» What this task involves: Copy the material that follows word for word and omit its pictures.

» Rows:
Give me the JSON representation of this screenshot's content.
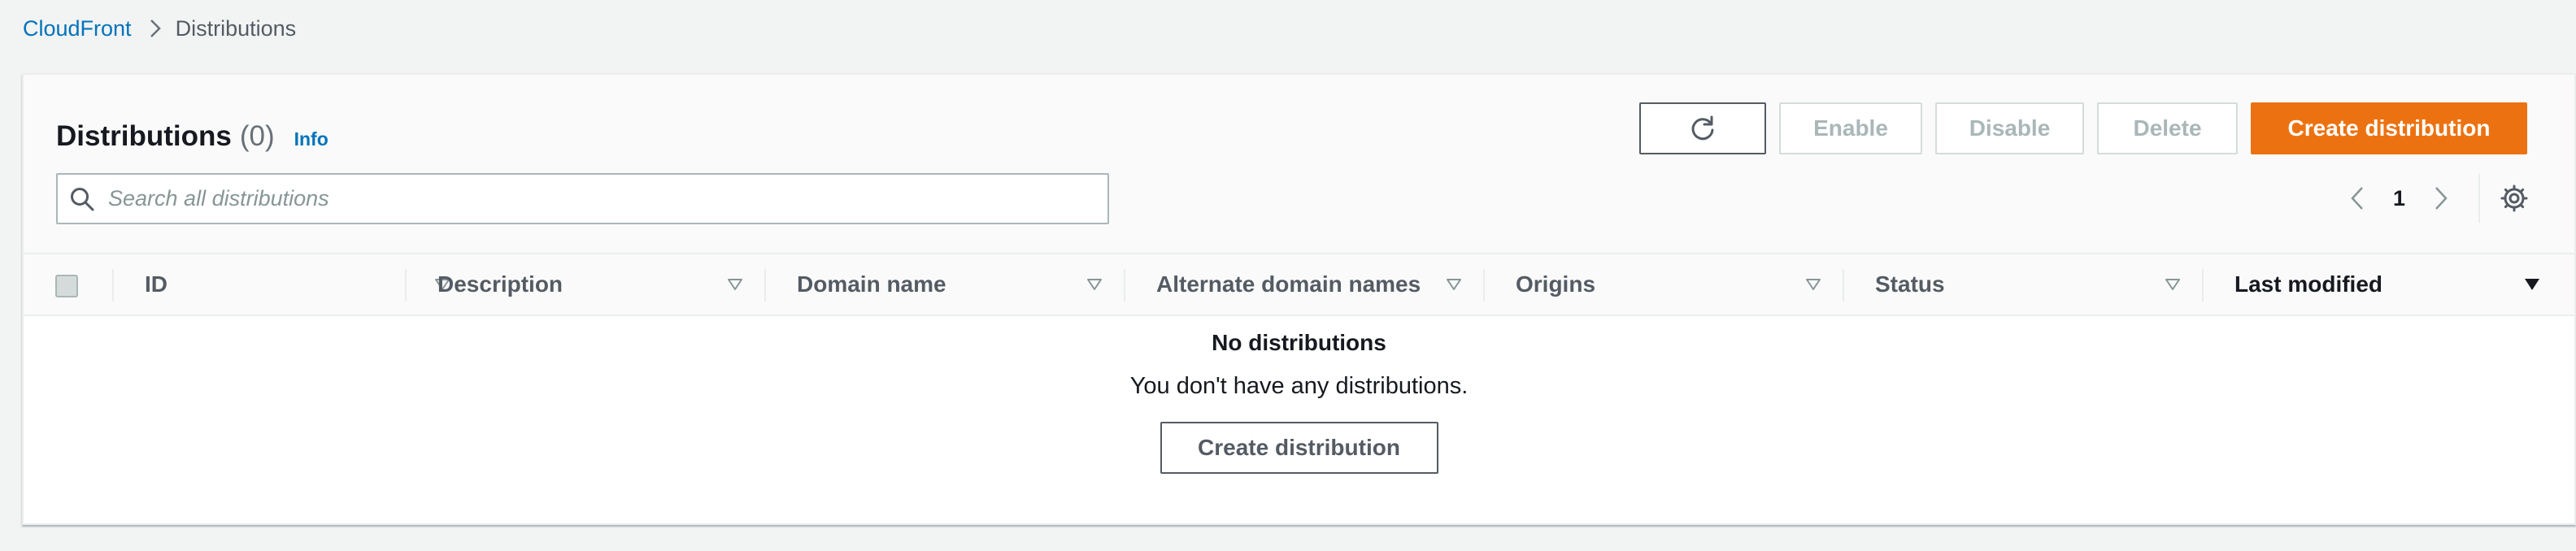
{
  "breadcrumb": {
    "items": [
      {
        "label": "CloudFront",
        "link": true
      },
      {
        "label": "Distributions",
        "link": false
      }
    ]
  },
  "header": {
    "title": "Distributions",
    "count": "(0)",
    "info": "Info"
  },
  "actions": {
    "refresh_icon": "refresh-icon",
    "enable": "Enable",
    "disable": "Disable",
    "delete": "Delete",
    "create": "Create distribution"
  },
  "search": {
    "placeholder": "Search all distributions",
    "value": ""
  },
  "pagination": {
    "current_page": "1"
  },
  "table": {
    "columns": [
      "ID",
      "Description",
      "Domain name",
      "Alternate domain names",
      "Origins",
      "Status",
      "Last modified"
    ],
    "sorted_column": "Last modified",
    "sort_direction": "descending"
  },
  "empty_state": {
    "title": "No distributions",
    "description": "You don't have any distributions.",
    "button": "Create distribution"
  },
  "colors": {
    "primary": "#ec7211",
    "link": "#0073bb",
    "page_bg": "#f2f3f3"
  }
}
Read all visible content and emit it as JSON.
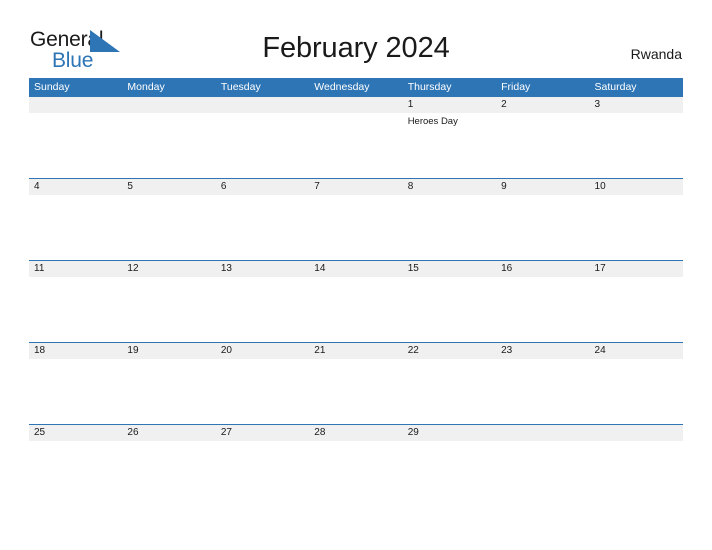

» Exercise result:
Give me the JSON representation of this screenshot's content.
{
  "breadcrumb": {
    "items": [
      {
        "label": "CloudFront",
        "link": true
      },
      {
        "label": "Distributions",
        "link": false
      }
    ]
  },
  "header": {
    "title": "Distributions",
    "count": "(0)",
    "info": "Info"
  },
  "actions": {
    "refresh_icon": "refresh-icon",
    "enable": "Enable",
    "disable": "Disable",
    "delete": "Delete",
    "create": "Create distribution"
  },
  "search": {
    "placeholder": "Search all distributions",
    "value": ""
  },
  "pagination": {
    "current_page": "1"
  },
  "table": {
    "columns": [
      "ID",
      "Description",
      "Domain name",
      "Alternate domain names",
      "Origins",
      "Status",
      "Last modified"
    ],
    "sorted_column": "Last modified",
    "sort_direction": "descending"
  },
  "empty_state": {
    "title": "No distributions",
    "description": "You don't have any distributions.",
    "button": "Create distribution"
  },
  "colors": {
    "primary": "#ec7211",
    "link": "#0073bb",
    "page_bg": "#f2f3f3"
  }
}
Read all visible content and emit it as JSON.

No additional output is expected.